▶ **Job**
Check each line of the material below for "learning". Report how many have it, with no other words.
+++ Exercise material +++
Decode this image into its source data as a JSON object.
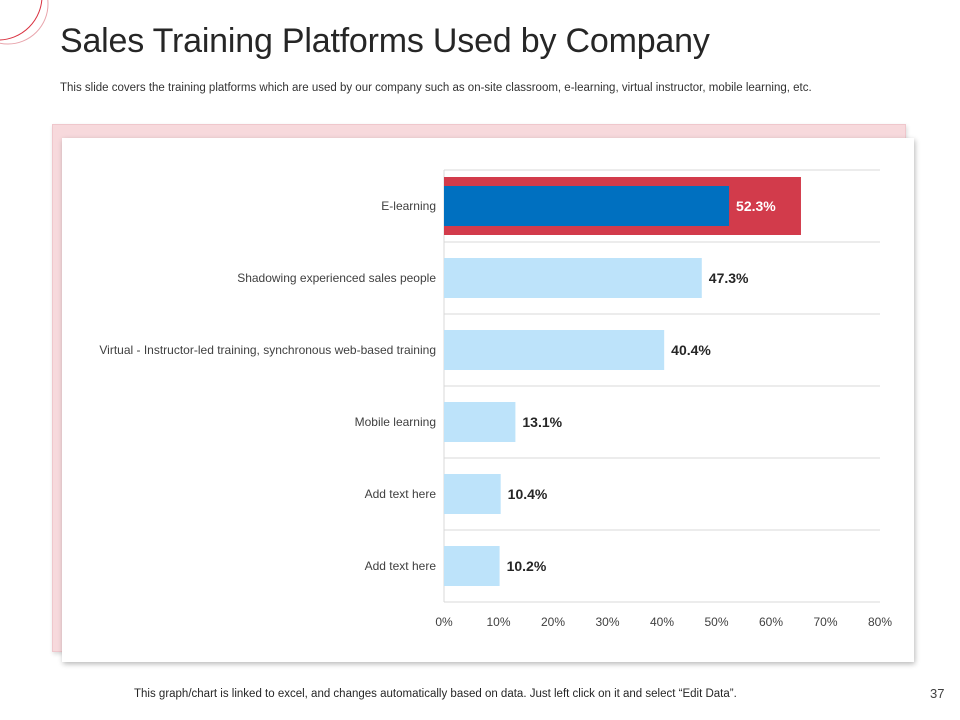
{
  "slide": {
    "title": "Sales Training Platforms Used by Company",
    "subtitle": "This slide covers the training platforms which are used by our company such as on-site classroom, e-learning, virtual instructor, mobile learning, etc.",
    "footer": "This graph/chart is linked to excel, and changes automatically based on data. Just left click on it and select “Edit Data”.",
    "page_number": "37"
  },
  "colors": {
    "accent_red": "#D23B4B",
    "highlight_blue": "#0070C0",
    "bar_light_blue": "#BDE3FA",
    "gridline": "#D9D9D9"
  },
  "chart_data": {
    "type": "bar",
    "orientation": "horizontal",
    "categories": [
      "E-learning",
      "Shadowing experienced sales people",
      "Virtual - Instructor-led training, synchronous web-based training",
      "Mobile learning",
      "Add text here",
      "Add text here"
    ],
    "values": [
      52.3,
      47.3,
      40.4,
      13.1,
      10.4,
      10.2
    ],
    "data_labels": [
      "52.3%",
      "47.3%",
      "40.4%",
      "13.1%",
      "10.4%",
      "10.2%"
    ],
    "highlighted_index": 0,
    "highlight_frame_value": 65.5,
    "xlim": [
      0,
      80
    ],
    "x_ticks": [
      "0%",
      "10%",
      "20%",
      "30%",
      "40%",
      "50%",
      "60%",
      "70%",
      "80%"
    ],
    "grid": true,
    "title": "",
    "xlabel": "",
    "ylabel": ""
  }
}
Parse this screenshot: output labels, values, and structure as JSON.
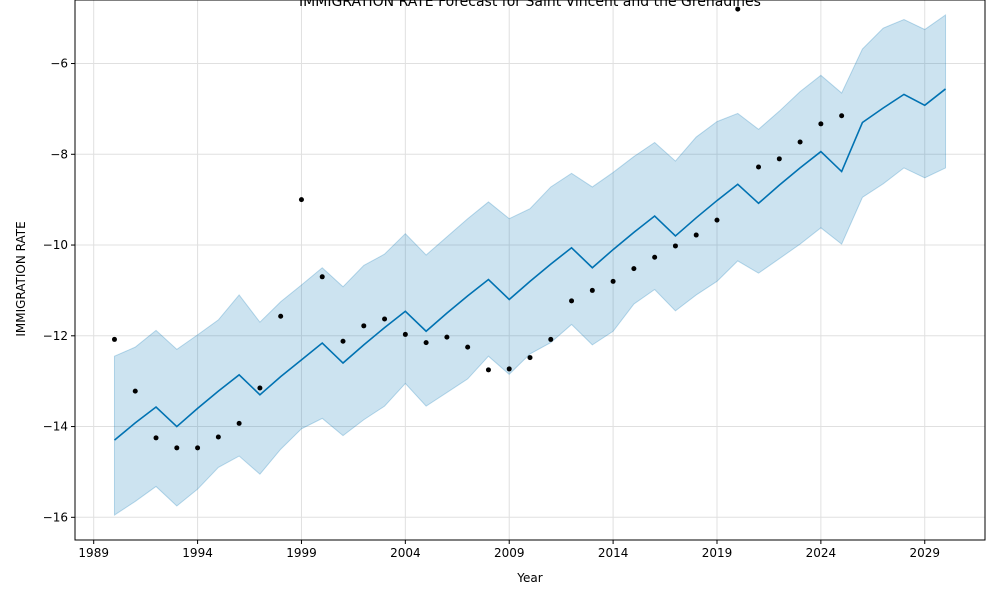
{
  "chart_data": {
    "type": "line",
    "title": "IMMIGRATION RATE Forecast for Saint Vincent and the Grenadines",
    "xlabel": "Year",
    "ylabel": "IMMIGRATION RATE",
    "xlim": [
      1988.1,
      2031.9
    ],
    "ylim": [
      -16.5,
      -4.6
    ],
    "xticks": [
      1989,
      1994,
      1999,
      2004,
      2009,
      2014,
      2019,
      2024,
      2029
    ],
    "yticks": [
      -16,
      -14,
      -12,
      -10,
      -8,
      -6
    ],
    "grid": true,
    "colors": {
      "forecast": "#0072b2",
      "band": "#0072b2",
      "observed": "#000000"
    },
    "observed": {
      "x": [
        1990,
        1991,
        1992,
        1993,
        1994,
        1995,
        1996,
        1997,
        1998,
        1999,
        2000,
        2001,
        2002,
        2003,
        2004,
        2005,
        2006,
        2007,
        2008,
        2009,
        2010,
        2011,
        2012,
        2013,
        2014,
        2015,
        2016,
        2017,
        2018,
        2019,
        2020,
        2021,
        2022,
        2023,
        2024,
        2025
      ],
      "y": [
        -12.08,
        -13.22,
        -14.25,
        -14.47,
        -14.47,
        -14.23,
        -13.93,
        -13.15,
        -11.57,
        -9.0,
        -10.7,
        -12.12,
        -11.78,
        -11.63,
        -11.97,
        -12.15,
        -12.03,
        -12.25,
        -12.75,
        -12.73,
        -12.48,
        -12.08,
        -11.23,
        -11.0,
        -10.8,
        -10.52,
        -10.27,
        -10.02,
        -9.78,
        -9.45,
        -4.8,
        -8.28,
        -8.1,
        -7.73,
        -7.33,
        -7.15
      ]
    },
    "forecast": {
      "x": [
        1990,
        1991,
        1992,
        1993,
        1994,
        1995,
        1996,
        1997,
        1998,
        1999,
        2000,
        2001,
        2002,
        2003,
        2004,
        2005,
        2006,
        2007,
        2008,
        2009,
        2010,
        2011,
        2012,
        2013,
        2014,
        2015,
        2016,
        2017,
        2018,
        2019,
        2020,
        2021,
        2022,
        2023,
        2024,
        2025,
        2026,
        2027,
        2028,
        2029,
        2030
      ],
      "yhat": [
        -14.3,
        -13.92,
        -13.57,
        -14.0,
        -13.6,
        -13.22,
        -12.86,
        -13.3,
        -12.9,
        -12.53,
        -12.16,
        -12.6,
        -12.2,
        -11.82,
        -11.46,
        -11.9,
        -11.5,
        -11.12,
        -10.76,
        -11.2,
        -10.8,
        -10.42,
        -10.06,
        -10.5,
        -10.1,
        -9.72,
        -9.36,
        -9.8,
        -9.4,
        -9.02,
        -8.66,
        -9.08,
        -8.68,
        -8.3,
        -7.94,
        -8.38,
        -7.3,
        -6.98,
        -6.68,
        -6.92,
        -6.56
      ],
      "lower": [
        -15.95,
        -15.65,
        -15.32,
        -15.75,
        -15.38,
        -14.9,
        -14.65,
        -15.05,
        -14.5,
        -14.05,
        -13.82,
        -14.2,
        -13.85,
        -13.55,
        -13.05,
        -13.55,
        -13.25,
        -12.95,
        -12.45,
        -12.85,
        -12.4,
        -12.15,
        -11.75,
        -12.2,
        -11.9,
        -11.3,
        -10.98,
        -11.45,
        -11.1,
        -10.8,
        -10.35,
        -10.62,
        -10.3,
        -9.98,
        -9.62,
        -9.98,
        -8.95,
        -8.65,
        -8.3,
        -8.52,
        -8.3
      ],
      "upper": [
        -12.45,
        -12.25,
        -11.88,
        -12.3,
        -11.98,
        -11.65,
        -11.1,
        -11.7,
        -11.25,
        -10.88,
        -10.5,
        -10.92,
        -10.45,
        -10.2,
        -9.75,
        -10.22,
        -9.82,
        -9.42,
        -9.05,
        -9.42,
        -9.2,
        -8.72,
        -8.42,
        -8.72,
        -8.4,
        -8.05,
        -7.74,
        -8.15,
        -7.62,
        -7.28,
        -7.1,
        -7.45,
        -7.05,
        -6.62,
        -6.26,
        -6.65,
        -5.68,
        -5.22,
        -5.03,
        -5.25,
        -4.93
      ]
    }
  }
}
+++
▶ **Reply to the exercise**
3